Work to complete.
Read through the data and report every line in which the word "screenshot" occurs.
·····
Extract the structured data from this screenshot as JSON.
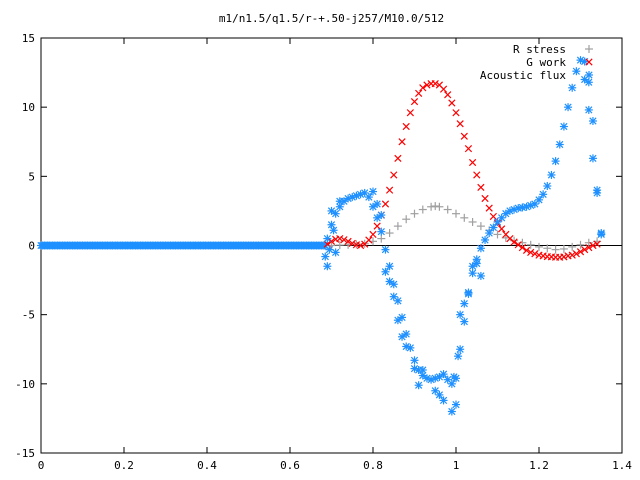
{
  "chart_data": {
    "type": "scatter",
    "title": "m1/n1.5/q1.5/r-+.50-j257/M10.0/512",
    "xlabel": "",
    "ylabel": "",
    "xlim": [
      0,
      1.4
    ],
    "ylim": [
      -15,
      15
    ],
    "x_ticks": [
      0,
      0.2,
      0.4,
      0.6,
      0.8,
      1,
      1.2,
      1.4
    ],
    "y_ticks": [
      -15,
      -10,
      -5,
      0,
      5,
      10,
      15
    ],
    "x_tick_labels": [
      "0",
      "0.2",
      "0.4",
      "0.6",
      "0.8",
      "1",
      "1.2",
      "1.4"
    ],
    "y_tick_labels": [
      "-15",
      "-10",
      "-5",
      "0",
      "5",
      "10",
      "15"
    ],
    "grid": false,
    "legend_position": "top-right",
    "series": [
      {
        "name": "R stress",
        "marker": "+",
        "color": "#a0a0a0",
        "points": [
          [
            0.7,
            0.0
          ],
          [
            0.72,
            0.03
          ],
          [
            0.74,
            0.05
          ],
          [
            0.76,
            0.08
          ],
          [
            0.78,
            0.13
          ],
          [
            0.8,
            0.3
          ],
          [
            0.82,
            0.5
          ],
          [
            0.84,
            0.9
          ],
          [
            0.86,
            1.4
          ],
          [
            0.88,
            1.9
          ],
          [
            0.9,
            2.3
          ],
          [
            0.92,
            2.6
          ],
          [
            0.94,
            2.8
          ],
          [
            0.95,
            2.85
          ],
          [
            0.96,
            2.8
          ],
          [
            0.98,
            2.6
          ],
          [
            1.0,
            2.3
          ],
          [
            1.02,
            2.0
          ],
          [
            1.04,
            1.7
          ],
          [
            1.06,
            1.4
          ],
          [
            1.08,
            1.1
          ],
          [
            1.1,
            0.8
          ],
          [
            1.12,
            0.55
          ],
          [
            1.14,
            0.35
          ],
          [
            1.16,
            0.2
          ],
          [
            1.18,
            0.05
          ],
          [
            1.2,
            -0.1
          ],
          [
            1.22,
            -0.2
          ],
          [
            1.24,
            -0.3
          ],
          [
            1.26,
            -0.25
          ],
          [
            1.28,
            -0.1
          ],
          [
            1.3,
            0.05
          ],
          [
            1.32,
            0.2
          ],
          [
            1.34,
            0.3
          ]
        ]
      },
      {
        "name": "G work",
        "marker": "x",
        "color": "#ff0000",
        "points": [
          [
            0.69,
            0.1
          ],
          [
            0.7,
            0.3
          ],
          [
            0.71,
            0.45
          ],
          [
            0.72,
            0.5
          ],
          [
            0.73,
            0.42
          ],
          [
            0.74,
            0.3
          ],
          [
            0.75,
            0.15
          ],
          [
            0.76,
            0.05
          ],
          [
            0.77,
            0.0
          ],
          [
            0.78,
            0.1
          ],
          [
            0.79,
            0.4
          ],
          [
            0.8,
            0.8
          ],
          [
            0.81,
            1.4
          ],
          [
            0.82,
            2.2
          ],
          [
            0.83,
            3.0
          ],
          [
            0.84,
            4.0
          ],
          [
            0.85,
            5.1
          ],
          [
            0.86,
            6.3
          ],
          [
            0.87,
            7.5
          ],
          [
            0.88,
            8.6
          ],
          [
            0.89,
            9.6
          ],
          [
            0.9,
            10.4
          ],
          [
            0.91,
            11.0
          ],
          [
            0.92,
            11.4
          ],
          [
            0.93,
            11.6
          ],
          [
            0.94,
            11.7
          ],
          [
            0.95,
            11.7
          ],
          [
            0.96,
            11.6
          ],
          [
            0.97,
            11.3
          ],
          [
            0.98,
            10.9
          ],
          [
            0.99,
            10.3
          ],
          [
            1.0,
            9.6
          ],
          [
            1.01,
            8.8
          ],
          [
            1.02,
            7.9
          ],
          [
            1.03,
            7.0
          ],
          [
            1.04,
            6.0
          ],
          [
            1.05,
            5.1
          ],
          [
            1.06,
            4.2
          ],
          [
            1.07,
            3.4
          ],
          [
            1.08,
            2.7
          ],
          [
            1.09,
            2.1
          ],
          [
            1.1,
            1.6
          ],
          [
            1.11,
            1.2
          ],
          [
            1.12,
            0.8
          ],
          [
            1.13,
            0.5
          ],
          [
            1.14,
            0.25
          ],
          [
            1.15,
            0.05
          ],
          [
            1.16,
            -0.15
          ],
          [
            1.17,
            -0.35
          ],
          [
            1.18,
            -0.5
          ],
          [
            1.19,
            -0.6
          ],
          [
            1.2,
            -0.7
          ],
          [
            1.21,
            -0.75
          ],
          [
            1.22,
            -0.8
          ],
          [
            1.23,
            -0.82
          ],
          [
            1.24,
            -0.85
          ],
          [
            1.25,
            -0.85
          ],
          [
            1.26,
            -0.82
          ],
          [
            1.27,
            -0.75
          ],
          [
            1.28,
            -0.7
          ],
          [
            1.29,
            -0.6
          ],
          [
            1.3,
            -0.45
          ],
          [
            1.31,
            -0.3
          ],
          [
            1.32,
            -0.15
          ],
          [
            1.33,
            0.0
          ],
          [
            1.34,
            0.1
          ]
        ]
      },
      {
        "name": "Acoustic flux",
        "marker": "*",
        "color": "#1e90ff",
        "points": [
          [
            0.69,
            0.5
          ],
          [
            0.7,
            1.5
          ],
          [
            0.71,
            2.3
          ],
          [
            0.72,
            2.8
          ],
          [
            0.73,
            3.2
          ],
          [
            0.74,
            3.4
          ],
          [
            0.75,
            3.5
          ],
          [
            0.76,
            3.6
          ],
          [
            0.77,
            3.7
          ],
          [
            0.78,
            3.8
          ],
          [
            0.79,
            3.5
          ],
          [
            0.8,
            2.8
          ],
          [
            0.81,
            2.0
          ],
          [
            0.82,
            1.0
          ],
          [
            0.83,
            -0.3
          ],
          [
            0.84,
            -1.5
          ],
          [
            0.85,
            -2.8
          ],
          [
            0.86,
            -4.0
          ],
          [
            0.87,
            -5.2
          ],
          [
            0.88,
            -6.4
          ],
          [
            0.89,
            -7.4
          ],
          [
            0.9,
            -8.3
          ],
          [
            0.91,
            -9.0
          ],
          [
            0.92,
            -9.4
          ],
          [
            0.93,
            -9.6
          ],
          [
            0.94,
            -9.7
          ],
          [
            0.95,
            -9.6
          ],
          [
            0.96,
            -9.5
          ],
          [
            0.97,
            -9.3
          ],
          [
            0.98,
            -9.7
          ],
          [
            0.99,
            -10.0
          ],
          [
            1.0,
            -9.6
          ],
          [
            1.01,
            -7.5
          ],
          [
            1.02,
            -5.5
          ],
          [
            1.03,
            -3.5
          ],
          [
            1.04,
            -2.0
          ],
          [
            1.05,
            -1.0
          ],
          [
            1.06,
            -0.2
          ],
          [
            1.07,
            0.4
          ],
          [
            1.08,
            0.9
          ],
          [
            1.09,
            1.3
          ],
          [
            1.1,
            1.7
          ],
          [
            1.11,
            2.0
          ],
          [
            1.12,
            2.3
          ],
          [
            1.13,
            2.5
          ],
          [
            1.14,
            2.6
          ],
          [
            1.15,
            2.7
          ],
          [
            1.16,
            2.75
          ],
          [
            1.17,
            2.8
          ],
          [
            1.18,
            2.9
          ],
          [
            1.19,
            3.0
          ],
          [
            1.2,
            3.3
          ],
          [
            1.21,
            3.7
          ],
          [
            1.22,
            4.3
          ],
          [
            1.23,
            5.1
          ],
          [
            1.24,
            6.1
          ],
          [
            1.25,
            7.3
          ],
          [
            1.26,
            8.6
          ],
          [
            1.27,
            10.0
          ],
          [
            1.28,
            11.4
          ],
          [
            1.29,
            12.6
          ],
          [
            1.3,
            13.4
          ],
          [
            1.31,
            13.3
          ],
          [
            1.32,
            11.8
          ],
          [
            1.33,
            9.0
          ],
          [
            1.34,
            4.0
          ],
          [
            1.35,
            0.8
          ],
          [
            0.685,
            -0.8
          ],
          [
            0.69,
            -1.5
          ],
          [
            0.695,
            -0.3
          ],
          [
            0.7,
            2.5
          ],
          [
            0.705,
            1.1
          ],
          [
            0.71,
            -0.5
          ],
          [
            0.72,
            3.2
          ],
          [
            0.8,
            3.9
          ],
          [
            0.81,
            3.0
          ],
          [
            0.82,
            2.2
          ],
          [
            0.83,
            -1.9
          ],
          [
            0.84,
            -2.6
          ],
          [
            0.85,
            -3.7
          ],
          [
            0.86,
            -5.4
          ],
          [
            0.87,
            -6.6
          ],
          [
            0.88,
            -7.3
          ],
          [
            0.9,
            -8.9
          ],
          [
            0.91,
            -10.1
          ],
          [
            0.92,
            -9.0
          ],
          [
            0.95,
            -10.5
          ],
          [
            0.96,
            -10.8
          ],
          [
            0.97,
            -11.2
          ],
          [
            0.99,
            -12.0
          ],
          [
            1.0,
            -11.5
          ],
          [
            0.995,
            -9.5
          ],
          [
            1.005,
            -8.0
          ],
          [
            1.01,
            -5.0
          ],
          [
            1.02,
            -4.2
          ],
          [
            1.03,
            -3.4
          ],
          [
            1.04,
            -1.5
          ],
          [
            1.05,
            -1.3
          ],
          [
            1.06,
            -2.2
          ],
          [
            1.33,
            6.3
          ],
          [
            1.34,
            3.8
          ],
          [
            1.35,
            0.9
          ],
          [
            1.32,
            9.8
          ],
          [
            1.31,
            12.0
          ]
        ]
      }
    ]
  }
}
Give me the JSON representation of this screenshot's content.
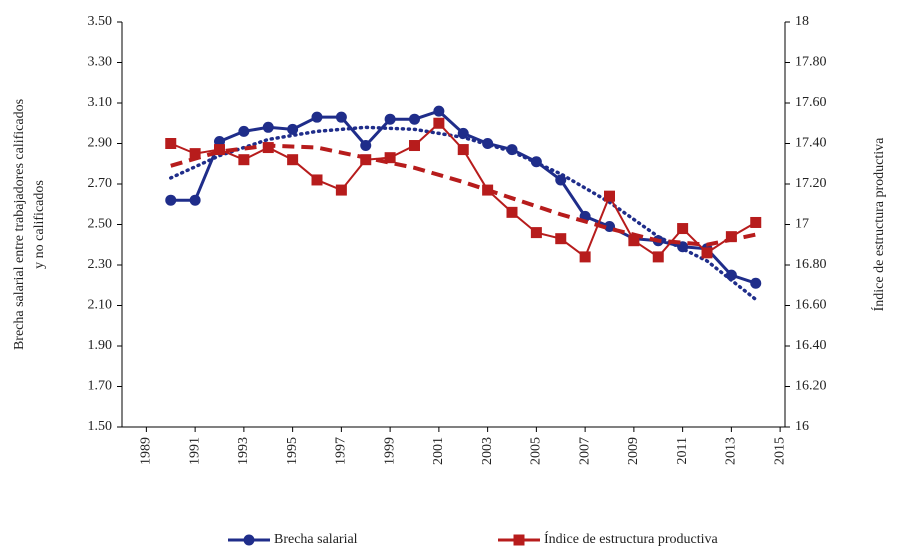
·····
Problem solution.
Extract the structured data from this screenshot as JSON.
Give me the JSON representation of this screenshot's content.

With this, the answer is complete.